Rows
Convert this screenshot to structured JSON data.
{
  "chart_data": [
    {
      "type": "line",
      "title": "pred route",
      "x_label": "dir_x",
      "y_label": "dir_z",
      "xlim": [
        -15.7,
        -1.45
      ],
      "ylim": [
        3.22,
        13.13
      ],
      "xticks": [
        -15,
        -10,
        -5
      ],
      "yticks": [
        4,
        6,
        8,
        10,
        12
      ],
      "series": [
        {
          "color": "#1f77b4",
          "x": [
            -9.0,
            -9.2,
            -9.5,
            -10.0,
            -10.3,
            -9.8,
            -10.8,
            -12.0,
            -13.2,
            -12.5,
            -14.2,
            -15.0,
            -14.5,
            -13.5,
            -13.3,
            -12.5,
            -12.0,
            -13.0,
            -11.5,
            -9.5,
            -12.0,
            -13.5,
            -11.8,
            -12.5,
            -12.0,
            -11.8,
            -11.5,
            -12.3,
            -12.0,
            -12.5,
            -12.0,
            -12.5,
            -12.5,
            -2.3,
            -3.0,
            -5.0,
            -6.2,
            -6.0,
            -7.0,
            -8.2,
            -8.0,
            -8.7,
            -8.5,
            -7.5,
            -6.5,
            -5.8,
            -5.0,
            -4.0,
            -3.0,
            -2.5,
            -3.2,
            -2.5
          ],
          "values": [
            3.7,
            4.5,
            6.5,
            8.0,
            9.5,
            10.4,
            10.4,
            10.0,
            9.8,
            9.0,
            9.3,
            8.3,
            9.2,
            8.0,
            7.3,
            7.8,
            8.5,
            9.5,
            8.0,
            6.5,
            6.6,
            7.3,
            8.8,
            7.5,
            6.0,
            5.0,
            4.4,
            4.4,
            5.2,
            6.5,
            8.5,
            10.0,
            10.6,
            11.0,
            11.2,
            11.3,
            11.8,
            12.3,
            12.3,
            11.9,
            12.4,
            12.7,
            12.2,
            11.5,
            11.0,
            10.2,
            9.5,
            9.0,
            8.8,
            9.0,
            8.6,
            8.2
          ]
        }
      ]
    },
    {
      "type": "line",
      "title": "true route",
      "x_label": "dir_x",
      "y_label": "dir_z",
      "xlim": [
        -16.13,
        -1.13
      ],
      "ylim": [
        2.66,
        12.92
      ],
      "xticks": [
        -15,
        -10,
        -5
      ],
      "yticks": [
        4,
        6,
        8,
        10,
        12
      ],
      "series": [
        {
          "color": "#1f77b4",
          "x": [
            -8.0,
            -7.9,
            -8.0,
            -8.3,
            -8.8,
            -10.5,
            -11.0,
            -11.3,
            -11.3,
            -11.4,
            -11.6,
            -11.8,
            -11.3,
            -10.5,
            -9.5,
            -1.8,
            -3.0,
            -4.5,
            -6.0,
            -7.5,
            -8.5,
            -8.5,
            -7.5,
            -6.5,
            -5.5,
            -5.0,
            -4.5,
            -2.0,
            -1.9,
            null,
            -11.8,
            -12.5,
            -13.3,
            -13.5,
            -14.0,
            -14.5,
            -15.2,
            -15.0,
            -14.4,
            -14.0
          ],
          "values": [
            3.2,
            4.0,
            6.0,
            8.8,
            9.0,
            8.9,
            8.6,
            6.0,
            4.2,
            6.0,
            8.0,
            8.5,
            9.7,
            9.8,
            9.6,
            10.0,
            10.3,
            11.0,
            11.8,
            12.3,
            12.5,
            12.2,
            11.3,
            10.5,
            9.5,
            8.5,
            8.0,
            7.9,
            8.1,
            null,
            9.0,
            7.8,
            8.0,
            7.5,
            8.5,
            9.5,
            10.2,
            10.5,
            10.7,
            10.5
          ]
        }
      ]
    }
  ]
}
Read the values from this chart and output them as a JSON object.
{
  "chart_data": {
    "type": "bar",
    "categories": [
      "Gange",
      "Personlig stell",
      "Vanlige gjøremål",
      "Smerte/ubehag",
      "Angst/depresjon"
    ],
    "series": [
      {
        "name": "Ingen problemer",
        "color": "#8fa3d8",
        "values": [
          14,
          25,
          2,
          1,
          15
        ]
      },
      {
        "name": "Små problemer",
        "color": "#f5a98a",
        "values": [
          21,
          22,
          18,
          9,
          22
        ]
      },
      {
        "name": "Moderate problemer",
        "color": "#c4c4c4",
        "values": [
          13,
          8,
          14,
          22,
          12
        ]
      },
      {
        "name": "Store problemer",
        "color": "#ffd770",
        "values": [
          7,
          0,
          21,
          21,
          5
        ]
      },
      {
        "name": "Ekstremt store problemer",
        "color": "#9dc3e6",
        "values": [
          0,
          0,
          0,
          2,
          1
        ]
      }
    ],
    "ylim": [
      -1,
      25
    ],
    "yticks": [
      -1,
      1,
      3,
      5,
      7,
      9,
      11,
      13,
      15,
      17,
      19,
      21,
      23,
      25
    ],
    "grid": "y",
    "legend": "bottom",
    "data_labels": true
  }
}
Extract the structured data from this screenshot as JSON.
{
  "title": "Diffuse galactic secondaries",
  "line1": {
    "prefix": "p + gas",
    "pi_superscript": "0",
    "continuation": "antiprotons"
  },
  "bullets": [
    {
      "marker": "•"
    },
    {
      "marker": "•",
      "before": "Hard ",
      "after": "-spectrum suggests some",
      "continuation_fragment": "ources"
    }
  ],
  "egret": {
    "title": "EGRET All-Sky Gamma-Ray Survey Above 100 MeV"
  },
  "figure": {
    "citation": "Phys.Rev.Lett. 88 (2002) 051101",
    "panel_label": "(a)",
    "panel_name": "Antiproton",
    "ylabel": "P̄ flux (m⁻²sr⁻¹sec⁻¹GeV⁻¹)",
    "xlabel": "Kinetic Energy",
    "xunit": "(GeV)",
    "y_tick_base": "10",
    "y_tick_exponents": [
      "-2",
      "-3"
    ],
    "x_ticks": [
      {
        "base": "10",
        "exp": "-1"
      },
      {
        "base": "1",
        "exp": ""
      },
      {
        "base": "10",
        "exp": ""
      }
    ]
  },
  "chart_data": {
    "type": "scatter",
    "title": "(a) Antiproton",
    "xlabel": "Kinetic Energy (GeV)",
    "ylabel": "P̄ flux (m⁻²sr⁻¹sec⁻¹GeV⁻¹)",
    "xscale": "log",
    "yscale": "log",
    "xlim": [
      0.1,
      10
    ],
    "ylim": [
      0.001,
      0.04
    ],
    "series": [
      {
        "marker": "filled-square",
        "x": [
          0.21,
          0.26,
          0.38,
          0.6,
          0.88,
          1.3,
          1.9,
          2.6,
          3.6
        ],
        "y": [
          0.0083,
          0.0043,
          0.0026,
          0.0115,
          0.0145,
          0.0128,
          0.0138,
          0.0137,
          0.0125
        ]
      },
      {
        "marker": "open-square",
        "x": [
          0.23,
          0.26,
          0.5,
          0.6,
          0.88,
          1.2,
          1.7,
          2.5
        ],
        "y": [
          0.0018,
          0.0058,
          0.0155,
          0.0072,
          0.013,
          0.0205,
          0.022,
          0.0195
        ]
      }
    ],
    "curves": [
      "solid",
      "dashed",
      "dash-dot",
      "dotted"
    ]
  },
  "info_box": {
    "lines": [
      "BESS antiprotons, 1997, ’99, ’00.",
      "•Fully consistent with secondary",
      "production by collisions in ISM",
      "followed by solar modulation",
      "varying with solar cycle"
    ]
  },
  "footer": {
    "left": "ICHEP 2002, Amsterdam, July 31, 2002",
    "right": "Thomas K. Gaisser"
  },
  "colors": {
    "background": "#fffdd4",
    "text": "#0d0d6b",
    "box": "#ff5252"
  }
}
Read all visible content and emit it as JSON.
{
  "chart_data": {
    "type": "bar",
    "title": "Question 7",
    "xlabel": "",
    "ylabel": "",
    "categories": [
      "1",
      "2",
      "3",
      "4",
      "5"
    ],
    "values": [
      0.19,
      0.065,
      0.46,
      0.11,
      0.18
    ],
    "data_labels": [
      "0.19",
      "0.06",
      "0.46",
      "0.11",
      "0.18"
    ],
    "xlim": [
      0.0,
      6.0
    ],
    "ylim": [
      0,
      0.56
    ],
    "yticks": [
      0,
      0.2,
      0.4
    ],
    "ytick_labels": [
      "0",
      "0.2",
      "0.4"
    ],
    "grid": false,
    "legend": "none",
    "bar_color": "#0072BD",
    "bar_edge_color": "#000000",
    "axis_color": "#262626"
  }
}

Set task
Pull out every line in the material above where "problemer" occurs.

Problem solution
        "name": "Ingen problemer",
        "name": "Små problemer",
        "name": "Moderate problemer",
        "name": "Store problemer",
        "name": "Ekstremt store problemer",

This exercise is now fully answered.